# WHAT YOU ARE ASKED TO DO
Reproduce the following lines verbatim, with no changes to any item.

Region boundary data
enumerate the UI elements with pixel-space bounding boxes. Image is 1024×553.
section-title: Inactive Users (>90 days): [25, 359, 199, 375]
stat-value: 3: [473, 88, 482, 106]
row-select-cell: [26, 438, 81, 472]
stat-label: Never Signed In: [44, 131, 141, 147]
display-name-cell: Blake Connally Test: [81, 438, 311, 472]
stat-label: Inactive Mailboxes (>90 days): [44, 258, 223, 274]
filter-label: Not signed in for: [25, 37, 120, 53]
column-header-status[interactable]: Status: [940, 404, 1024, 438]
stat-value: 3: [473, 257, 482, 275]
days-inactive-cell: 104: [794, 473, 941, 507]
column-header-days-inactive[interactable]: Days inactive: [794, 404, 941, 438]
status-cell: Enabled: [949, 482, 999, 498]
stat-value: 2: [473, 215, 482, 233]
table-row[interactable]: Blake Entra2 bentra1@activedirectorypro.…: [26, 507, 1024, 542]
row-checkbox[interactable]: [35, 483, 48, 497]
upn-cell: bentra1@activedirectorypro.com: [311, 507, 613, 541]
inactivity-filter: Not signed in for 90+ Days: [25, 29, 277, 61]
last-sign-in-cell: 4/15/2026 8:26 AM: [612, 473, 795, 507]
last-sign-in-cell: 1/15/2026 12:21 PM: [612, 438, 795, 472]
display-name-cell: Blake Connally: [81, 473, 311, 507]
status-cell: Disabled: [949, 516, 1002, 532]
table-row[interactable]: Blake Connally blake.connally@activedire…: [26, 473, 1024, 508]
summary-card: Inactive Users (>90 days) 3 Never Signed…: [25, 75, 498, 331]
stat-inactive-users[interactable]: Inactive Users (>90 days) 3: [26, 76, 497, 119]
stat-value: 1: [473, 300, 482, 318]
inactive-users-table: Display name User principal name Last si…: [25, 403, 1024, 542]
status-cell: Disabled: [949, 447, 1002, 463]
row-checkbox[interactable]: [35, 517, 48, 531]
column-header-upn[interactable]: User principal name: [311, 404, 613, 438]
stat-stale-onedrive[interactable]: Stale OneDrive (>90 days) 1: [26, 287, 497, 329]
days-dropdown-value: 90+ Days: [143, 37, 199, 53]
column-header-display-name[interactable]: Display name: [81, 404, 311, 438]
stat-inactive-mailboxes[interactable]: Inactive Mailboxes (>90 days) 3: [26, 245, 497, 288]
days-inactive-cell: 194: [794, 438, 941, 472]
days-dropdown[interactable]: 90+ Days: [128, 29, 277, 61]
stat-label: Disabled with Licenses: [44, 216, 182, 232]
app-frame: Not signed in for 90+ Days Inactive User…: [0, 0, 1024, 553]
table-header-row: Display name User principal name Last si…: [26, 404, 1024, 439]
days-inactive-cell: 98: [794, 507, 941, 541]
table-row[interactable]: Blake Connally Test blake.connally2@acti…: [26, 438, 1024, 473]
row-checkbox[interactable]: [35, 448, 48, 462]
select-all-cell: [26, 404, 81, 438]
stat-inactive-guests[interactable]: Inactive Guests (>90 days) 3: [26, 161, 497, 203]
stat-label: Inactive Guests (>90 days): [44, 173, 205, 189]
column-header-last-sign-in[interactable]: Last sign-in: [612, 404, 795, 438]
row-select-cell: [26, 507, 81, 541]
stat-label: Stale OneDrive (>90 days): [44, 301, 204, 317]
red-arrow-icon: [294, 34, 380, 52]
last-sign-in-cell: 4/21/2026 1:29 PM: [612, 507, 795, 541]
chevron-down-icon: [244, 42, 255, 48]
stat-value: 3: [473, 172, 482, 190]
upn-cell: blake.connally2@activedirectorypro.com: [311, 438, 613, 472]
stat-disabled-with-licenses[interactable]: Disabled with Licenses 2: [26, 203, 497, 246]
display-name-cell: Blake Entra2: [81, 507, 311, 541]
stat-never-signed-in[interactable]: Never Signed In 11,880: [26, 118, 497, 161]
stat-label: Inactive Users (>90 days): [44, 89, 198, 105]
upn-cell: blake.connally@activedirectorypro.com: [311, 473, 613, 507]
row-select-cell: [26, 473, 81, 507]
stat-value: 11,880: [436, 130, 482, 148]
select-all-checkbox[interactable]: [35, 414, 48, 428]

# REPLY
enumerate the UI elements with pixel-space bounding boxes. Image is 1024×553.
section-title: Inactive Users (>90 days): [25, 359, 199, 375]
stat-value: 3: [473, 88, 482, 106]
row-select-cell: [26, 438, 81, 472]
stat-label: Never Signed In: [44, 131, 141, 147]
display-name-cell: Blake Connally Test: [81, 438, 311, 472]
stat-label: Inactive Mailboxes (>90 days): [44, 258, 223, 274]
filter-label: Not signed in for: [25, 37, 120, 53]
column-header-status[interactable]: Status: [940, 404, 1024, 438]
stat-value: 3: [473, 257, 482, 275]
days-inactive-cell: 104: [794, 473, 941, 507]
column-header-days-inactive[interactable]: Days inactive: [794, 404, 941, 438]
status-cell: Enabled: [949, 482, 999, 498]
stat-value: 2: [473, 215, 482, 233]
table-row[interactable]: Blake Entra2 bentra1@activedirectorypro.…: [26, 507, 1024, 542]
row-checkbox[interactable]: [35, 483, 48, 497]
upn-cell: bentra1@activedirectorypro.com: [311, 507, 613, 541]
inactivity-filter: Not signed in for 90+ Days: [25, 29, 277, 61]
last-sign-in-cell: 4/15/2026 8:26 AM: [612, 473, 795, 507]
last-sign-in-cell: 1/15/2026 12:21 PM: [612, 438, 795, 472]
display-name-cell: Blake Connally: [81, 473, 311, 507]
status-cell: Disabled: [949, 516, 1002, 532]
table-row[interactable]: Blake Connally blake.connally@activedire…: [26, 473, 1024, 508]
summary-card: Inactive Users (>90 days) 3 Never Signed…: [25, 75, 498, 331]
stat-inactive-users[interactable]: Inactive Users (>90 days) 3: [26, 76, 497, 119]
stat-value: 1: [473, 300, 482, 318]
inactive-users-table: Display name User principal name Last si…: [25, 403, 1024, 542]
status-cell: Disabled: [949, 447, 1002, 463]
row-checkbox[interactable]: [35, 517, 48, 531]
column-header-upn[interactable]: User principal name: [311, 404, 613, 438]
stat-stale-onedrive[interactable]: Stale OneDrive (>90 days) 1: [26, 287, 497, 329]
days-dropdown-value: 90+ Days: [143, 37, 199, 53]
column-header-display-name[interactable]: Display name: [81, 404, 311, 438]
stat-inactive-mailboxes[interactable]: Inactive Mailboxes (>90 days) 3: [26, 245, 497, 288]
days-inactive-cell: 194: [794, 438, 941, 472]
days-dropdown[interactable]: 90+ Days: [128, 29, 277, 61]
stat-label: Disabled with Licenses: [44, 216, 182, 232]
app-frame: Not signed in for 90+ Days Inactive User…: [0, 0, 1024, 553]
table-header-row: Display name User principal name Last si…: [26, 404, 1024, 439]
days-inactive-cell: 98: [794, 507, 941, 541]
table-row[interactable]: Blake Connally Test blake.connally2@acti…: [26, 438, 1024, 473]
row-checkbox[interactable]: [35, 448, 48, 462]
select-all-cell: [26, 404, 81, 438]
stat-inactive-guests[interactable]: Inactive Guests (>90 days) 3: [26, 161, 497, 203]
stat-label: Inactive Guests (>90 days): [44, 173, 205, 189]
column-header-last-sign-in[interactable]: Last sign-in: [612, 404, 795, 438]
row-select-cell: [26, 507, 81, 541]
stat-label: Stale OneDrive (>90 days): [44, 301, 204, 317]
red-arrow-icon: [294, 34, 380, 52]
last-sign-in-cell: 4/21/2026 1:29 PM: [612, 507, 795, 541]
chevron-down-icon: [244, 42, 255, 48]
stat-value: 3: [473, 172, 482, 190]
upn-cell: blake.connally2@activedirectorypro.com: [311, 438, 613, 472]
stat-disabled-with-licenses[interactable]: Disabled with Licenses 2: [26, 203, 497, 246]
display-name-cell: Blake Entra2: [81, 507, 311, 541]
stat-never-signed-in[interactable]: Never Signed In 11,880: [26, 118, 497, 161]
stat-label: Inactive Users (>90 days): [44, 89, 198, 105]
upn-cell: blake.connally@activedirectorypro.com: [311, 473, 613, 507]
row-select-cell: [26, 473, 81, 507]
stat-value: 11,880: [436, 130, 482, 148]
select-all-checkbox[interactable]: [35, 414, 48, 428]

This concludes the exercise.